[Dataset items]

## BEGIN

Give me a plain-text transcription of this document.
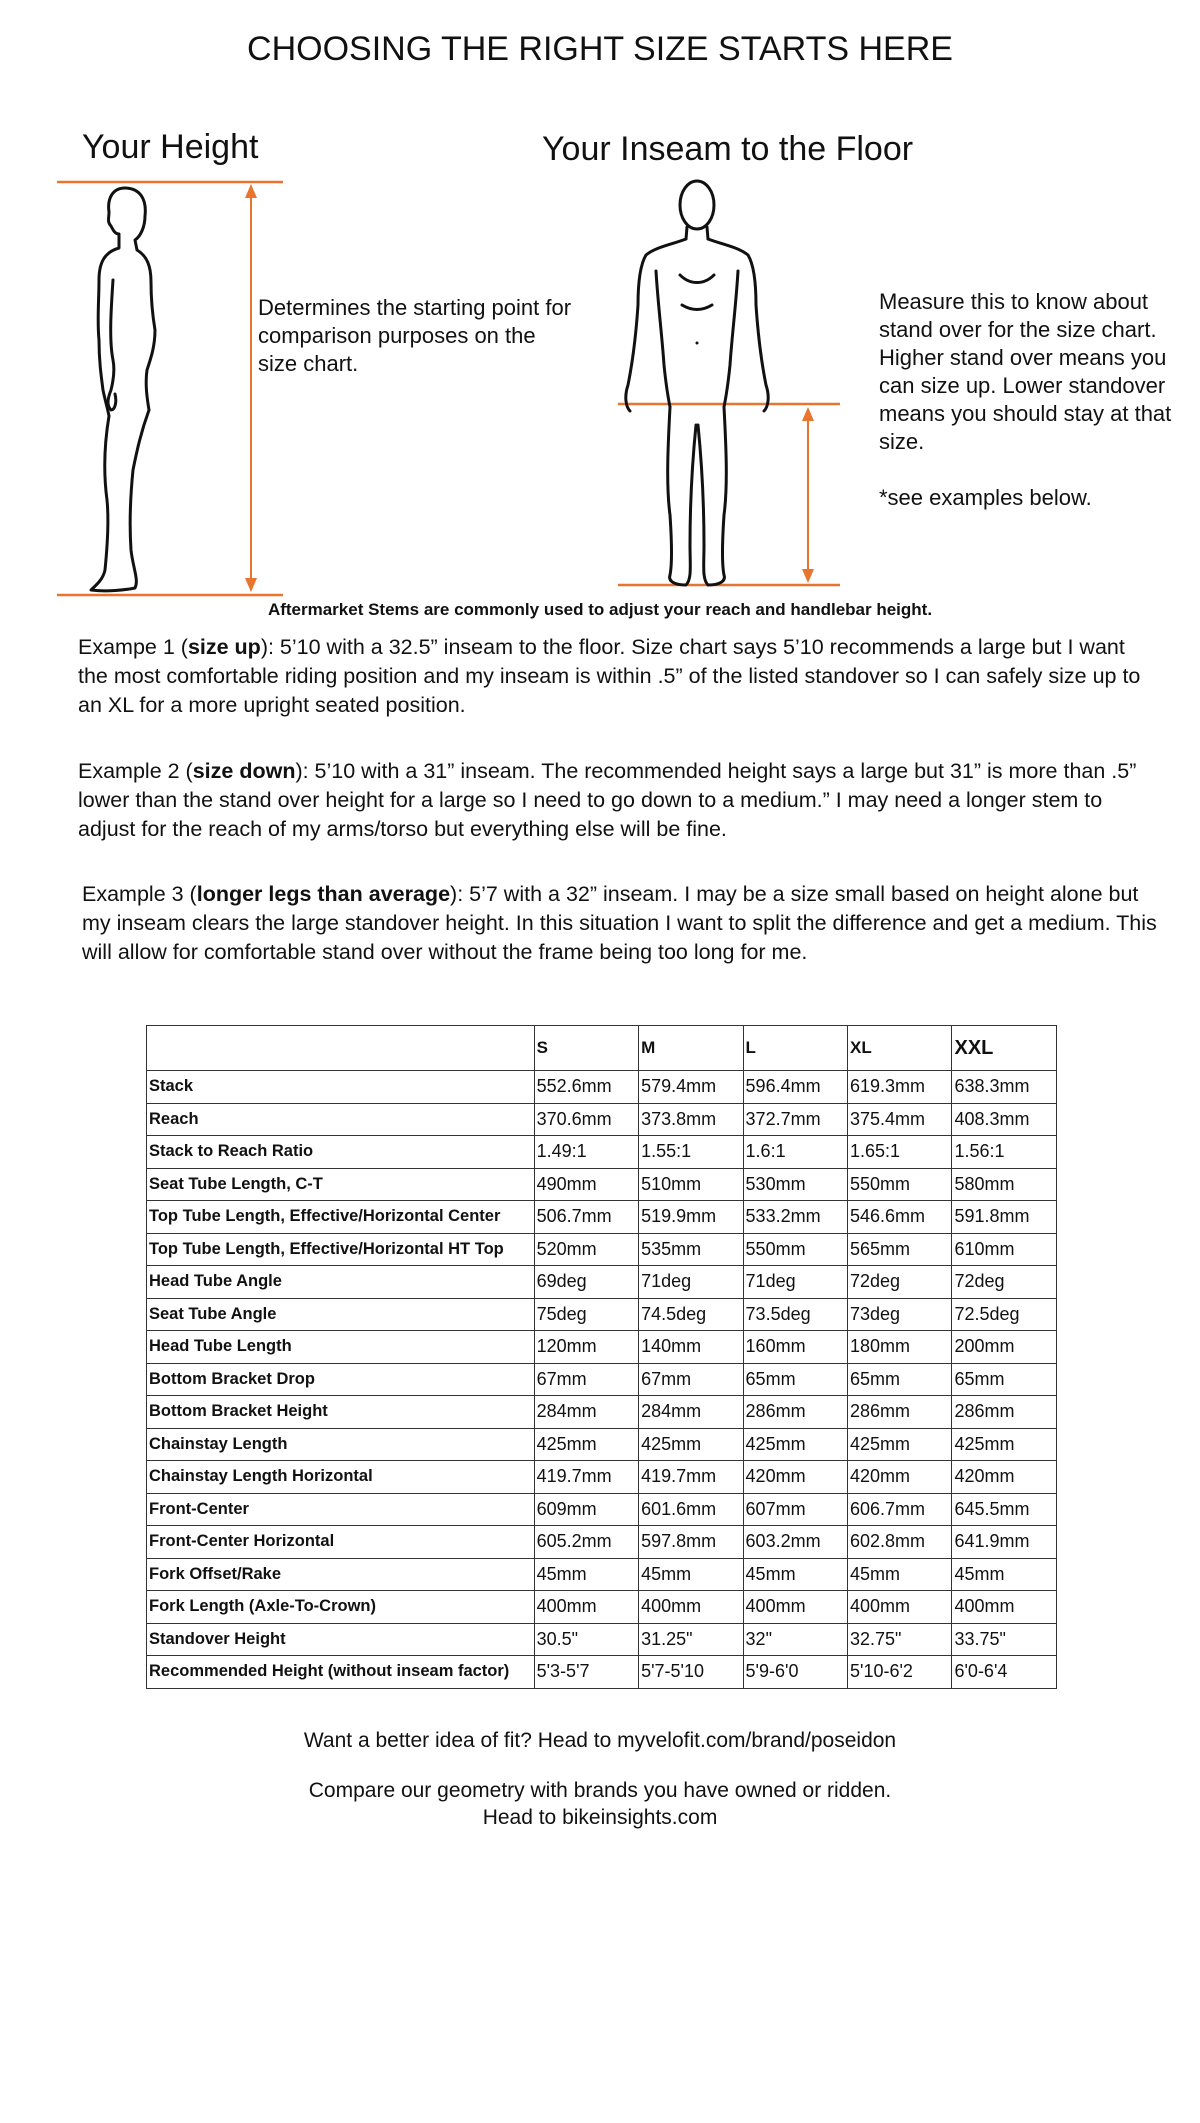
CHOOSING THE RIGHT SIZE STARTS HERE
Your Height	Your Inseam to the Floor
Determines the starting point for comparison purposes on the size chart.

Measure this to know about stand over for the size chart. Higher stand over means you can size up. Lower standover means you should stay at that size.

*see examples below.

Aftermarket Stems are commonly used to adjust your reach and handlebar height.

Exampe 1 (size up): 5’10 with a 32.5” inseam to the floor. Size chart says 5’10 recommends a large but I want the most comfortable riding position and my inseam is within .5” of the listed standover so I can safely size up to an XL for a more upright seated position.

Example 2 (size down): 5’10 with a 31” inseam. The recommended height says a large but 31” is more than .5” lower than the stand over height for a large so I need to go down to a medium.” I may need a longer stem to adjust for the reach of my arms/torso but everything else will be fine.

Example 3 (longer legs than average): 5’7 with a 32” inseam. I may be a size small based on height alone but my inseam clears the large standover height. In this situation I want to split the difference and get a medium. This will allow for comfortable stand over without the frame being too long for me.

	S	M	L	XL	XXL
Stack	552.6mm	579.4mm	596.4mm	619.3mm	638.3mm
Reach	370.6mm	373.8mm	372.7mm	375.4mm	408.3mm
Stack to Reach Ratio	1.49:1	1.55:1	1.6:1	1.65:1	1.56:1
Seat Tube Length, C-T	490mm	510mm	530mm	550mm	580mm
Top Tube Length, Effective/Horizontal Center	506.7mm	519.9mm	533.2mm	546.6mm	591.8mm
Top Tube Length, Effective/Horizontal HT Top	520mm	535mm	550mm	565mm	610mm
Head Tube Angle	69deg	71deg	71deg	72deg	72deg
Seat Tube Angle	75deg	74.5deg	73.5deg	73deg	72.5deg
Head Tube Length	120mm	140mm	160mm	180mm	200mm
Bottom Bracket Drop	67mm	67mm	65mm	65mm	65mm
Bottom Bracket Height	284mm	284mm	286mm	286mm	286mm
Chainstay Length	425mm	425mm	425mm	425mm	425mm
Chainstay Length Horizontal	419.7mm	419.7mm	420mm	420mm	420mm
Front-Center	609mm	601.6mm	607mm	606.7mm	645.5mm
Front-Center Horizontal	605.2mm	597.8mm	603.2mm	602.8mm	641.9mm
Fork Offset/Rake	45mm	45mm	45mm	45mm	45mm
Fork Length (Axle-To-Crown)	400mm	400mm	400mm	400mm	400mm
Standover Height	30.5"	31.25"	32"	32.75"	33.75"
Recommended Height (without inseam factor)	5'3-5'7	5'7-5'10	5'9-6'0	5'10-6'2	6'0-6'4
Want a better idea of fit? Head to myvelofit.com/brand/poseidon
Compare our geometry with brands you have owned or ridden.
Head to bikeinsights.com
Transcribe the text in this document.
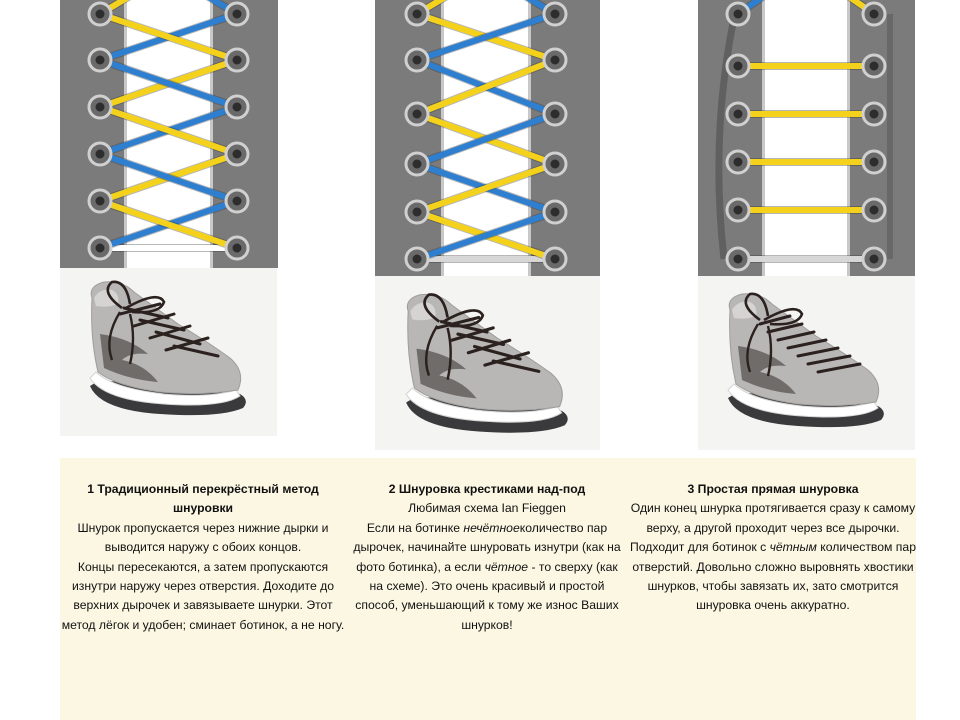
1 Традиционный перекрёстный метод шнуровки

Шнурок пропускается через нижние дырки и выводится наружу с обоих концов.

Концы пересекаются, а затем пропускаются изнутри наружу через отверстия. Доходите до верхних дырочек и завязываете шнурки. Этот метод лёгок и удобен; сминает ботинок, а не ногу.

2 Шнуровка крестиками над-под

Любимая схема Ian Fieggen

Если на ботинке нечётноеколичество пар дырочек, начинайте шнуровать изнутри (как на фото ботинка), а если чётное - то сверху (как на схеме). Это очень красивый и простой способ, уменьшающий к тому же износ Ваших шнурков!

3 Простая прямая шнуровка

Один конец шнурка протягивается сразу к самому верху, а другой проходит через все дырочки. Подходит для ботинок с чётным количеством пар отверстий. Довольно сложно выровнять хвостики шнурков, чтобы завязать их, зато смотрится шнуровка очень аккуратно.
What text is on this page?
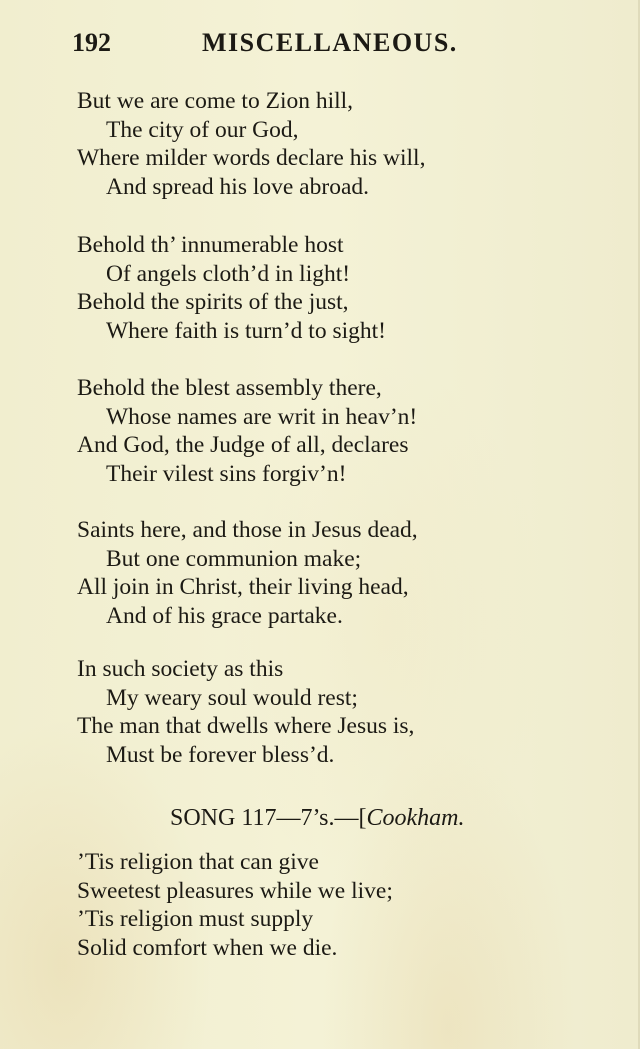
192	MISCELLANEOUS.
But we are come to Zion hill,
The city of our God,
Where milder words declare his will,
And spread his love abroad.
Behold th’ innumerable host
Of angels cloth’d in light!
Behold the spirits of the just,
Where faith is turn’d to sight!
Behold the blest assembly there,
Whose names are writ in heav’n!
And God, the Judge of all, declares
Their vilest sins forgiv’n!
Saints here, and those in Jesus dead,
But one communion make;
All join in Christ, their living head,
And of his grace partake.
In such society as this
My weary soul would rest;
The man that dwells where Jesus is,
Must be forever bless’d.
SONG 117—7’s.—[Cookham.
’Tis religion that can give
Sweetest pleasures while we live;
’Tis religion must supply
Solid comfort when we die.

## END

*What you have to do*
In the entries above, find lines with "Chainstay" and copy each.

*Exercise answer*
Chainstay Length	425mm	425mm	425mm	425mm	425mm
Chainstay Length Horizontal	419.7mm	419.7mm	420mm	420mm	420mm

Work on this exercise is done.